**WHAT YOU ARE ASKED TO DO**
Check each line of the material below for "Zombie", then copy the ones that contain it.
□ □ □ □
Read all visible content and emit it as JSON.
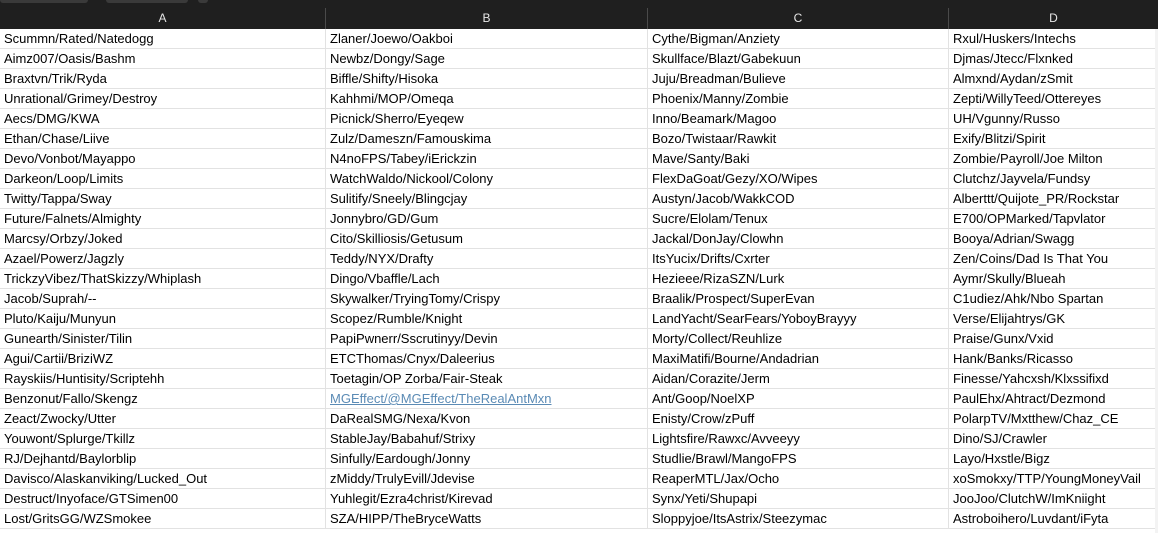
{
  "columns": [
    "A",
    "B",
    "C",
    "D"
  ],
  "rows": [
    [
      "Scummn/Rated/Natedogg",
      "Zlaner/Joewo/Oakboi",
      "Cythe/Bigman/Anziety",
      "Rxul/Huskers/Intechs"
    ],
    [
      "Aimz007/Oasis/Bashm",
      "Newbz/Dongy/Sage",
      "Skullface/Blazt/Gabekuun",
      "Djmas/Jtecc/Flxnked"
    ],
    [
      "Braxtvn/Trik/Ryda",
      "Biffle/Shifty/Hisoka",
      "Juju/Breadman/Bulieve",
      "Almxnd/Aydan/zSmit"
    ],
    [
      "Unrational/Grimey/Destroy",
      "Kahhmi/MOP/Omeqa",
      "Phoenix/Manny/Zombie",
      "Zepti/WillyTeed/Ottereyes"
    ],
    [
      "Aecs/DMG/KWA",
      "Picnick/Sherro/Eyeqew",
      "Inno/Beamark/Magoo",
      "UH/Vgunny/Russo"
    ],
    [
      "Ethan/Chase/Liive",
      "Zulz/Dameszn/Famouskima",
      "Bozo/Twistaar/Rawkit",
      "Exify/Blitzi/Spirit"
    ],
    [
      "Devo/Vonbot/Mayappo",
      "N4noFPS/Tabey/iErickzin",
      "Mave/Santy/Baki",
      "Zombie/Payroll/Joe Milton"
    ],
    [
      "Darkeon/Loop/Limits",
      "WatchWaldo/Nickool/Colony",
      "FlexDaGoat/Gezy/XO/Wipes",
      "Clutchz/Jayvela/Fundsy"
    ],
    [
      "Twitty/Tappa/Sway",
      "Sulitify/Sneely/Blingcjay",
      "Austyn/Jacob/WakkCOD",
      "Alberttt/Quijote_PR/Rockstar"
    ],
    [
      "Future/Falnets/Almighty",
      "Jonnybro/GD/Gum",
      "Sucre/Elolam/Tenux",
      "E700/OPMarked/Tapvlator"
    ],
    [
      "Marcsy/Orbzy/Joked",
      "Cito/Skilliosis/Getusum",
      "Jackal/DonJay/Clowhn",
      "Booya/Adrian/Swagg"
    ],
    [
      "Azael/Powerz/Jagzly",
      "Teddy/NYX/Drafty",
      "ItsYucix/Drifts/Cxrter",
      "Zen/Coins/Dad Is That You"
    ],
    [
      "TrickzyVibez/ThatSkizzy/Whiplash",
      "Dingo/Vbaffle/Lach",
      "Hezieee/RizaSZN/Lurk",
      "Aymr/Skully/Blueah"
    ],
    [
      "Jacob/Suprah/--",
      "Skywalker/TryingTomy/Crispy",
      "Braalik/Prospect/SuperEvan",
      "C1udiez/Ahk/Nbo Spartan"
    ],
    [
      "Pluto/Kaiju/Munyun",
      "Scopez/Rumble/Knight",
      "LandYacht/SearFears/YoboyBrayyy",
      "Verse/Elijahtrys/GK"
    ],
    [
      "Gunearth/Sinister/Tilin",
      "PapiPwnerr/Sscrutinyy/Devin",
      "Morty/Collect/Reuhlize",
      "Praise/Gunx/Vxid"
    ],
    [
      "Agui/Cartii/BriziWZ",
      "ETCThomas/Cnyx/Daleerius",
      "MaxiMatifi/Bourne/Andadrian",
      "Hank/Banks/Ricasso"
    ],
    [
      "Rayskiis/Huntisity/Scriptehh",
      "Toetagin/OP Zorba/Fair-Steak",
      "Aidan/Corazite/Jerm",
      "Finesse/Yahcxsh/Klxssifixd"
    ],
    [
      "Benzonut/Fallo/Skengz",
      "MGEffect/@MGEffect/TheRealAntMxn",
      "Ant/Goop/NoelXP",
      "PaulEhx/Ahtract/Dezmond"
    ],
    [
      "Zeact/Zwocky/Utter",
      "DaRealSMG/Nexa/Kvon",
      "Enisty/Crow/zPuff",
      "PolarpTV/Mxtthew/Chaz_CE"
    ],
    [
      "Youwont/Splurge/Tkillz",
      "StableJay/Babahuf/Strixy",
      "Lightsfire/Rawxc/Avveeyy",
      "Dino/SJ/Crawler"
    ],
    [
      "RJ/Dejhantd/Baylorblip",
      "Sinfully/Eardough/Jonny",
      "Studlie/Brawl/MangoFPS",
      "Layo/Hxstle/Bigz"
    ],
    [
      "Davisco/Alaskanviking/Lucked_Out",
      "zMiddy/TrulyEvill/Jdevise",
      "ReaperMTL/Jax/Ocho",
      "xoSmokxy/TTP/YoungMoneyVail"
    ],
    [
      "Destruct/Inyoface/GTSimen00",
      "Yuhlegit/Ezra4christ/Kirevad",
      "Synx/Yeti/Shupapi",
      "JooJoo/ClutchW/ImKniight"
    ],
    [
      "Lost/GritsGG/WZSmokee",
      "SZA/HIPP/TheBryceWatts",
      "Sloppyjoe/ItsAstrix/Steezymac",
      "Astroboihero/Luvdant/iFyta"
    ]
  ],
  "link_cell": {
    "row": 18,
    "col": 1
  },
  "colors": {
    "header_bg": "#1f1f1f",
    "header_text": "#e6e6e6",
    "link": "#5b8bb5",
    "gridline": "#e2e2e2"
  }
}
□ □ □ □
**THE SOLUTION**
      "Phoenix/Manny/Zombie",
      "Zombie/Payroll/Joe Milton"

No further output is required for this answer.